**What the exercise asks:** Each line that holds the word "прямых" counts once. Give the total number of such lines and nothing else.
/---
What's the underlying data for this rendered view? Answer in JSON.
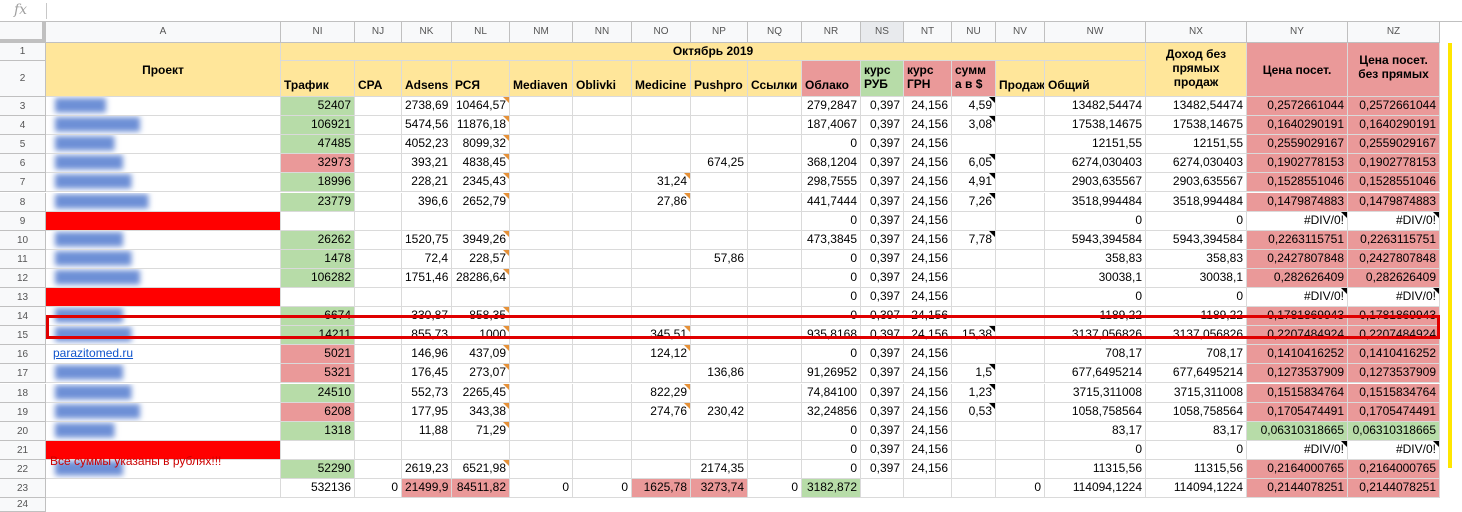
{
  "formula_bar": {
    "icon": "fx",
    "value": ""
  },
  "columns": [
    "A",
    "NI",
    "NJ",
    "NK",
    "NL",
    "NM",
    "NN",
    "NO",
    "NP",
    "NQ",
    "NR",
    "NS",
    "NT",
    "NU",
    "NV",
    "NW",
    "NX",
    "NY",
    "NZ"
  ],
  "selected_column": "NS",
  "rows": [
    "1",
    "2",
    "3",
    "4",
    "5",
    "6",
    "7",
    "8",
    "9",
    "10",
    "11",
    "12",
    "13",
    "14",
    "15",
    "16",
    "17",
    "18",
    "19",
    "20",
    "21",
    "22",
    "23",
    "24"
  ],
  "header": {
    "project": "Проект",
    "month": "Октябрь 2019",
    "cols": [
      "Трафик",
      "CPA",
      "Adsens",
      "РСЯ",
      "Mediaven",
      "Oblivki",
      "Medicine",
      "Pushpro",
      "Ссылки",
      "Облако",
      "курс РУБ",
      "курс ГРН",
      "сумм а в $",
      "Продаж",
      "Общий"
    ],
    "income": "Доход без прямых продаж",
    "price_visit": "Цена посет.",
    "price_visit_no_direct": "Цена посет. без прямых"
  },
  "data_rows": [
    {
      "n": "3",
      "site": "██████",
      "cells": [
        "52407",
        "",
        "2738,69",
        "10464,57",
        "",
        "",
        "",
        "",
        "",
        "279,2847",
        "0,397",
        "24,156",
        "4,59",
        "",
        "13482,54474",
        "13482,54474",
        "0,2572661044",
        "0,2572661044"
      ]
    },
    {
      "n": "4",
      "site": "██████████",
      "cells": [
        "106921",
        "",
        "5474,56",
        "11876,18",
        "",
        "",
        "",
        "",
        "",
        "187,4067",
        "0,397",
        "24,156",
        "3,08",
        "",
        "17538,14675",
        "17538,14675",
        "0,1640290191",
        "0,1640290191"
      ]
    },
    {
      "n": "5",
      "site": "███████",
      "cells": [
        "47485",
        "",
        "4052,23",
        "8099,32",
        "",
        "",
        "",
        "",
        "",
        "0",
        "0,397",
        "24,156",
        "",
        "",
        "12151,55",
        "12151,55",
        "0,2559029167",
        "0,2559029167"
      ]
    },
    {
      "n": "6",
      "site": "████████",
      "cells": [
        "32973",
        "",
        "393,21",
        "4838,45",
        "",
        "",
        "",
        "674,25",
        "",
        "368,1204",
        "0,397",
        "24,156",
        "6,05",
        "",
        "6274,030403",
        "6274,030403",
        "0,1902778153",
        "0,1902778153"
      ]
    },
    {
      "n": "7",
      "site": "█████████",
      "cells": [
        "18996",
        "",
        "228,21",
        "2345,43",
        "",
        "",
        "31,24",
        "",
        "",
        "298,7555",
        "0,397",
        "24,156",
        "4,91",
        "",
        "2903,635567",
        "2903,635567",
        "0,1528551046",
        "0,1528551046"
      ]
    },
    {
      "n": "8",
      "site": "███████████",
      "cells": [
        "23779",
        "",
        "396,6",
        "2652,79",
        "",
        "",
        "27,86",
        "",
        "",
        "441,7444",
        "0,397",
        "24,156",
        "7,26",
        "",
        "3518,994484",
        "3518,994484",
        "0,1479874883",
        "0,1479874883"
      ]
    },
    {
      "n": "9",
      "site": "",
      "cells": [
        "",
        "",
        "",
        "",
        "",
        "",
        "",
        "",
        "",
        "0",
        "0,397",
        "24,156",
        "",
        "",
        "0",
        "0",
        "#DIV/0!",
        "#DIV/0!"
      ]
    },
    {
      "n": "10",
      "site": "████████",
      "cells": [
        "26262",
        "",
        "1520,75",
        "3949,26",
        "",
        "",
        "",
        "",
        "",
        "473,3845",
        "0,397",
        "24,156",
        "7,78",
        "",
        "5943,394584",
        "5943,394584",
        "0,2263115751",
        "0,2263115751"
      ]
    },
    {
      "n": "11",
      "site": "█████████",
      "cells": [
        "1478",
        "",
        "72,4",
        "228,57",
        "",
        "",
        "",
        "57,86",
        "",
        "0",
        "0,397",
        "24,156",
        "",
        "",
        "358,83",
        "358,83",
        "0,2427807848",
        "0,2427807848"
      ]
    },
    {
      "n": "12",
      "site": "██████████",
      "cells": [
        "106282",
        "",
        "1751,46",
        "28286,64",
        "",
        "",
        "",
        "",
        "",
        "0",
        "0,397",
        "24,156",
        "",
        "",
        "30038,1",
        "30038,1",
        "0,282626409",
        "0,282626409"
      ]
    },
    {
      "n": "13",
      "site": "",
      "cells": [
        "",
        "",
        "",
        "",
        "",
        "",
        "",
        "",
        "",
        "0",
        "0,397",
        "24,156",
        "",
        "",
        "0",
        "0",
        "#DIV/0!",
        "#DIV/0!"
      ]
    },
    {
      "n": "14",
      "site": "████████",
      "cells": [
        "6674",
        "",
        "330,87",
        "858,35",
        "",
        "",
        "",
        "",
        "",
        "0",
        "0,397",
        "24,156",
        "",
        "",
        "1189,22",
        "1189,22",
        "0,1781869943",
        "0,1781869943"
      ]
    },
    {
      "n": "15",
      "site": "█████████",
      "cells": [
        "14211",
        "",
        "855,73",
        "1000",
        "",
        "",
        "345,51",
        "",
        "",
        "935,8168",
        "0,397",
        "24,156",
        "15,38",
        "",
        "3137,056826",
        "3137,056826",
        "0,2207484924",
        "0,2207484924"
      ]
    },
    {
      "n": "16",
      "site": "parazitomed.ru",
      "cells": [
        "5021",
        "",
        "146,96",
        "437,09",
        "",
        "",
        "124,12",
        "",
        "",
        "0",
        "0,397",
        "24,156",
        "",
        "",
        "708,17",
        "708,17",
        "0,1410416252",
        "0,1410416252"
      ]
    },
    {
      "n": "17",
      "site": "████████",
      "cells": [
        "5321",
        "",
        "176,45",
        "273,07",
        "",
        "",
        "",
        "136,86",
        "",
        "91,26952",
        "0,397",
        "24,156",
        "1,5",
        "",
        "677,6495214",
        "677,6495214",
        "0,1273537909",
        "0,1273537909"
      ]
    },
    {
      "n": "18",
      "site": "█████████",
      "cells": [
        "24510",
        "",
        "552,73",
        "2265,45",
        "",
        "",
        "822,29",
        "",
        "",
        "74,84100",
        "0,397",
        "24,156",
        "1,23",
        "",
        "3715,311008",
        "3715,311008",
        "0,1515834764",
        "0,1515834764"
      ]
    },
    {
      "n": "19",
      "site": "██████████",
      "cells": [
        "6208",
        "",
        "177,95",
        "343,38",
        "",
        "",
        "274,76",
        "230,42",
        "",
        "32,24856",
        "0,397",
        "24,156",
        "0,53",
        "",
        "1058,758564",
        "1058,758564",
        "0,1705474491",
        "0,1705474491"
      ]
    },
    {
      "n": "20",
      "site": "███████",
      "cells": [
        "1318",
        "",
        "11,88",
        "71,29",
        "",
        "",
        "",
        "",
        "",
        "0",
        "0,397",
        "24,156",
        "",
        "",
        "83,17",
        "83,17",
        "0,06310318665",
        "0,06310318665"
      ]
    },
    {
      "n": "21",
      "site": "",
      "cells": [
        "",
        "",
        "",
        "",
        "",
        "",
        "",
        "",
        "",
        "0",
        "0,397",
        "24,156",
        "",
        "",
        "0",
        "0",
        "#DIV/0!",
        "#DIV/0!"
      ]
    },
    {
      "n": "22",
      "site": "████████",
      "cells": [
        "52290",
        "",
        "2619,23",
        "6521,98",
        "",
        "",
        "",
        "2174,35",
        "",
        "0",
        "0,397",
        "24,156",
        "",
        "",
        "11315,56",
        "11315,56",
        "0,2164000765",
        "0,2164000765"
      ]
    },
    {
      "n": "23",
      "site": "",
      "cells": [
        "532136",
        "0",
        "21499,9",
        "84511,82",
        "0",
        "0",
        "1625,78",
        "3273,74",
        "0",
        "3182,872",
        "",
        "",
        "",
        "0",
        "114094,1224",
        "114094,1224",
        "0,2144078251",
        "0,2144078251"
      ]
    }
  ],
  "footnote": "Все суммы указаны в рублях!!!",
  "colors": {
    "yellow": "#ffe69a",
    "green": "#b7dca8",
    "pink": "#ea9999",
    "red": "#ff0000",
    "highlight": "#e00000"
  }
}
\---
**Expected answer:** 2